What you will do
The records that follow are to be repeated without alteration.

Data section
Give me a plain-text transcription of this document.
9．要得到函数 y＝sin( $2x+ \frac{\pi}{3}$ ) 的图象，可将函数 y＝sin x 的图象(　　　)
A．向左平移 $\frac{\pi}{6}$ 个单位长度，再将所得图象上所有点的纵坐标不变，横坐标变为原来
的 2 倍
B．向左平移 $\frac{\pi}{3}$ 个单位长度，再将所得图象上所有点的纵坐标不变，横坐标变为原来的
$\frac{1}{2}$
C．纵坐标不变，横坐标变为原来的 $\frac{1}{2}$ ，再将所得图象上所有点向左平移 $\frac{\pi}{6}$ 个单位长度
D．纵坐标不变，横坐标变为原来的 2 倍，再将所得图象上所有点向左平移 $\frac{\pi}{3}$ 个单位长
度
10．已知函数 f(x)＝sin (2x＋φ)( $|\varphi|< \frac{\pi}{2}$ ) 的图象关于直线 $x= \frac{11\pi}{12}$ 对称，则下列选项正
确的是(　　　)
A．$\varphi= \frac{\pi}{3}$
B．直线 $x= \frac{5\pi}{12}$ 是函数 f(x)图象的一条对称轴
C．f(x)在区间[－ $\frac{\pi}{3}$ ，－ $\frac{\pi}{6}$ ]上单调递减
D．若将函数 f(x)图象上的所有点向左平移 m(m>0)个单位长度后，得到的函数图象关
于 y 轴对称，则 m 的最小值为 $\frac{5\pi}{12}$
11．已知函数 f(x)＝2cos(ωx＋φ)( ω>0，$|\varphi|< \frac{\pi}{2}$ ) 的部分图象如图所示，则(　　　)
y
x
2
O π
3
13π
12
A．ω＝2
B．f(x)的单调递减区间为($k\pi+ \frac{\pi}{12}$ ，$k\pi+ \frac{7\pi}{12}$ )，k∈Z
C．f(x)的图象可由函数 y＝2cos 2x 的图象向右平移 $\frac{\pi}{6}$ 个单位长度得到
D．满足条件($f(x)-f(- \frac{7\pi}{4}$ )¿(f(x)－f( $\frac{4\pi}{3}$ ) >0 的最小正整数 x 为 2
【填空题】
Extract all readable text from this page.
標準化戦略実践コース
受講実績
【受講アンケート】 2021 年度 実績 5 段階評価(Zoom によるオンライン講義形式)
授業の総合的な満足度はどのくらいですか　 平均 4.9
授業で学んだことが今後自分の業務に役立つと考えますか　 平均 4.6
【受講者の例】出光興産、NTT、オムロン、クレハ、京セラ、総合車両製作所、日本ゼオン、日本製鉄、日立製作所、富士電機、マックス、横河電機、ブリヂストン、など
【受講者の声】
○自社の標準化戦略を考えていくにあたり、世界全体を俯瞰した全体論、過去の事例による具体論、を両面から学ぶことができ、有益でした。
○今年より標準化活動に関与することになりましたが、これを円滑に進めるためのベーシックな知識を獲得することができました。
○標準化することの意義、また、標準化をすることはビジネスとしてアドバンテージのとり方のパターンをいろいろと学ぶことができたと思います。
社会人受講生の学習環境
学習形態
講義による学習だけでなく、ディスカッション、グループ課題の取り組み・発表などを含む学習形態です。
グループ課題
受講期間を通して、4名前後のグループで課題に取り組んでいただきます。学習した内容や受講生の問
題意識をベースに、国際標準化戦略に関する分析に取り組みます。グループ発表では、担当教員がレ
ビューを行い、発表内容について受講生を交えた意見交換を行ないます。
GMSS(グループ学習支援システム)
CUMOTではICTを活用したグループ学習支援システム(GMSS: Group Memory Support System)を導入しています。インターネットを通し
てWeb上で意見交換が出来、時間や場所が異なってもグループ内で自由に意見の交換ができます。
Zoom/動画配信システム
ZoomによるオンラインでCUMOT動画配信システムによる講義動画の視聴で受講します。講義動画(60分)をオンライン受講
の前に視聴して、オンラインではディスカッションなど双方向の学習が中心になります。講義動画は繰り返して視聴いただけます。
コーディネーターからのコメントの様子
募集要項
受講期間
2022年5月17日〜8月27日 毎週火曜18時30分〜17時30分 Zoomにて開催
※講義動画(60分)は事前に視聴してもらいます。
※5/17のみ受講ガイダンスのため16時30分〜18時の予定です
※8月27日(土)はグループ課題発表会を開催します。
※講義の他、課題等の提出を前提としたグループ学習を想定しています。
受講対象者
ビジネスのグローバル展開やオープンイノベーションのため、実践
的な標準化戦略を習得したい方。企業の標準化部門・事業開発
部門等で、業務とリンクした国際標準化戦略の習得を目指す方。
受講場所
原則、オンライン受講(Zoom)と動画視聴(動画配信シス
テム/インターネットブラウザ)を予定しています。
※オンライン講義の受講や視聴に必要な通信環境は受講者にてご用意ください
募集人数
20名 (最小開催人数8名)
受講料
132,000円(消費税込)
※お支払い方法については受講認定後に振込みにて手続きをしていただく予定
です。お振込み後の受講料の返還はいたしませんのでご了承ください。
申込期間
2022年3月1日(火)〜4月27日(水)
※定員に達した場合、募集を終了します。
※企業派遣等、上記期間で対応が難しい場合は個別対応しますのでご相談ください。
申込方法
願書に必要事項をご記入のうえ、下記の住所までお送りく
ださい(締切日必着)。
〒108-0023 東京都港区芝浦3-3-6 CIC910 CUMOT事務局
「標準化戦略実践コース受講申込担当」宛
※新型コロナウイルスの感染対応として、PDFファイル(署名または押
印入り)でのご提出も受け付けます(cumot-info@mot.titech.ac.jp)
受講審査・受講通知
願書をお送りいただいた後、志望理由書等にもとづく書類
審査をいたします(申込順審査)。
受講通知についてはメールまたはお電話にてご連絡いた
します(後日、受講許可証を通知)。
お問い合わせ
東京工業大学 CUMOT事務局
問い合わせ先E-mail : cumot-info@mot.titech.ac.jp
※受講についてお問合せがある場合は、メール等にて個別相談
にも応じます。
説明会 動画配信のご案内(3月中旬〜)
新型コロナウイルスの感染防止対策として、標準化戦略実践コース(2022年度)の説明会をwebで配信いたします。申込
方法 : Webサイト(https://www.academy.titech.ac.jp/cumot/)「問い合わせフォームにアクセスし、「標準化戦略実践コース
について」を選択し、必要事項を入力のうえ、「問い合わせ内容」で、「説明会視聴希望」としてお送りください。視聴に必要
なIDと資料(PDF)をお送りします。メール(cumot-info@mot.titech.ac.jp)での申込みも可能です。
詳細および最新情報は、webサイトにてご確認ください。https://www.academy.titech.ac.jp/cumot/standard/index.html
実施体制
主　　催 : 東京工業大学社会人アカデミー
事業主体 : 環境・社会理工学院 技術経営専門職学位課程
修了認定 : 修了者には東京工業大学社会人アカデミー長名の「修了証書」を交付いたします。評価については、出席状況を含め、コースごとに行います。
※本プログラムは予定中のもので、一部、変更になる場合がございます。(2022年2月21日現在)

Completed task
Give me a plain-text transcription of this document.
9．要得到函数 y＝sin( $2x+ \frac{\pi}{3}$ ) 的图象，可将函数 y＝sin x 的图象(　　　)
A．向左平移 $\frac{\pi}{6}$ 个单位长度，再将所得图象上所有点的纵坐标不变，横坐标变为原来
的 2 倍
B．向左平移 $\frac{\pi}{3}$ 个单位长度，再将所得图象上所有点的纵坐标不变，横坐标变为原来的
$\frac{1}{2}$
C．纵坐标不变，横坐标变为原来的 $\frac{1}{2}$ ，再将所得图象上所有点向左平移 $\frac{\pi}{6}$ 个单位长度
D．纵坐标不变，横坐标变为原来的 2 倍，再将所得图象上所有点向左平移 $\frac{\pi}{3}$ 个单位长
度
10．已知函数 f(x)＝sin (2x＋φ)( $|\varphi|< \frac{\pi}{2}$ ) 的图象关于直线 $x= \frac{11\pi}{12}$ 对称，则下列选项正
确的是(　　　)
A．$\varphi= \frac{\pi}{3}$
B．直线 $x= \frac{5\pi}{12}$ 是函数 f(x)图象的一条对称轴
C．f(x)在区间[－ $\frac{\pi}{3}$ ，－ $\frac{\pi}{6}$ ]上单调递减
D．若将函数 f(x)图象上的所有点向左平移 m(m>0)个单位长度后，得到的函数图象关
于 y 轴对称，则 m 的最小值为 $\frac{5\pi}{12}$
11．已知函数 f(x)＝2cos(ωx＋φ)( ω>0，$|\varphi|< \frac{\pi}{2}$ ) 的部分图象如图所示，则(　　　)
y
x
2
O π
3
13π
12
A．ω＝2
B．f(x)的单调递减区间为($k\pi+ \frac{\pi}{12}$ ，$k\pi+ \frac{7\pi}{12}$ )，k∈Z
C．f(x)的图象可由函数 y＝2cos 2x 的图象向右平移 $\frac{\pi}{6}$ 个单位长度得到
D．满足条件($f(x)-f(- \frac{7\pi}{4}$ )¿(f(x)－f( $\frac{4\pi}{3}$ ) >0 的最小正整数 x 为 2
【填空题】
Extract all readable text from this page.
標準化戦略実践コース
受講実績
【受講アンケート】 2021 年度 実績 5 段階評価(Zoom によるオンライン講義形式)
授業の総合的な満足度はどのくらいですか　 平均 4.9
授業で学んだことが今後自分の業務に役立つと考えますか　 平均 4.6
【受講者の例】出光興産、NTT、オムロン、クレハ、京セラ、総合車両製作所、日本ゼオン、日本製鉄、日立製作所、富士電機、マックス、横河電機、ブリヂストン、など
【受講者の声】
○自社の標準化戦略を考えていくにあたり、世界全体を俯瞰した全体論、過去の事例による具体論、を両面から学ぶことができ、有益でした。
○今年より標準化活動に関与することになりましたが、これを円滑に進めるためのベーシックな知識を獲得することができました。
○標準化することの意義、また、標準化をすることはビジネスとしてアドバンテージのとり方のパターンをいろいろと学ぶことができたと思います。
社会人受講生の学習環境
学習形態
講義による学習だけでなく、ディスカッション、グループ課題の取り組み・発表などを含む学習形態です。
グループ課題
受講期間を通して、4名前後のグループで課題に取り組んでいただきます。学習した内容や受講生の問
題意識をベースに、国際標準化戦略に関する分析に取り組みます。グループ発表では、担当教員がレ
ビューを行い、発表内容について受講生を交えた意見交換を行ないます。
GMSS(グループ学習支援システム)
CUMOTではICTを活用したグループ学習支援システム(GMSS: Group Memory Support System)を導入しています。インターネットを通し
てWeb上で意見交換が出来、時間や場所が異なってもグループ内で自由に意見の交換ができます。
Zoom/動画配信システム
ZoomによるオンラインでCUMOT動画配信システムによる講義動画の視聴で受講します。講義動画(60分)をオンライン受講
の前に視聴して、オンラインではディスカッションなど双方向の学習が中心になります。講義動画は繰り返して視聴いただけます。
コーディネーターからのコメントの様子
募集要項
受講期間
2022年5月17日〜8月27日 毎週火曜18時30分〜17時30分 Zoomにて開催
※講義動画(60分)は事前に視聴してもらいます。
※5/17のみ受講ガイダンスのため16時30分〜18時の予定です
※8月27日(土)はグループ課題発表会を開催します。
※講義の他、課題等の提出を前提としたグループ学習を想定しています。
受講対象者
ビジネスのグローバル展開やオープンイノベーションのため、実践
的な標準化戦略を習得したい方。企業の標準化部門・事業開発
部門等で、業務とリンクした国際標準化戦略の習得を目指す方。
受講場所
原則、オンライン受講(Zoom)と動画視聴(動画配信シス
テム/インターネットブラウザ)を予定しています。
※オンライン講義の受講や視聴に必要な通信環境は受講者にてご用意ください
募集人数
20名 (最小開催人数8名)
受講料
132,000円(消費税込)
※お支払い方法については受講認定後に振込みにて手続きをしていただく予定
です。お振込み後の受講料の返還はいたしませんのでご了承ください。
申込期間
2022年3月1日(火)〜4月27日(水)
※定員に達した場合、募集を終了します。
※企業派遣等、上記期間で対応が難しい場合は個別対応しますのでご相談ください。
申込方法
願書に必要事項をご記入のうえ、下記の住所までお送りく
ださい(締切日必着)。
〒108-0023 東京都港区芝浦3-3-6 CIC910 CUMOT事務局
「標準化戦略実践コース受講申込担当」宛
※新型コロナウイルスの感染対応として、PDFファイル(署名または押
印入り)でのご提出も受け付けます(cumot-info@mot.titech.ac.jp)
受講審査・受講通知
願書をお送りいただいた後、志望理由書等にもとづく書類
審査をいたします(申込順審査)。
受講通知についてはメールまたはお電話にてご連絡いた
します(後日、受講許可証を通知)。
お問い合わせ
東京工業大学 CUMOT事務局
問い合わせ先E-mail : cumot-info@mot.titech.ac.jp
※受講についてお問合せがある場合は、メール等にて個別相談
にも応じます。
説明会 動画配信のご案内(3月中旬〜)
新型コロナウイルスの感染防止対策として、標準化戦略実践コース(2022年度)の説明会をwebで配信いたします。申込
方法 : Webサイト(https://www.academy.titech.ac.jp/cumot/)「問い合わせフォームにアクセスし、「標準化戦略実践コース
について」を選択し、必要事項を入力のうえ、「問い合わせ内容」で、「説明会視聴希望」としてお送りください。視聴に必要
なIDと資料(PDF)をお送りします。メール(cumot-info@mot.titech.ac.jp)での申込みも可能です。
詳細および最新情報は、webサイトにてご確認ください。https://www.academy.titech.ac.jp/cumot/standard/index.html
実施体制
主　　催 : 東京工業大学社会人アカデミー
事業主体 : 環境・社会理工学院 技術経営専門職学位課程
修了認定 : 修了者には東京工業大学社会人アカデミー長名の「修了証書」を交付いたします。評価については、出席状況を含め、コースごとに行います。
※本プログラムは予定中のもので、一部、変更になる場合がございます。(2022年2月21日現在)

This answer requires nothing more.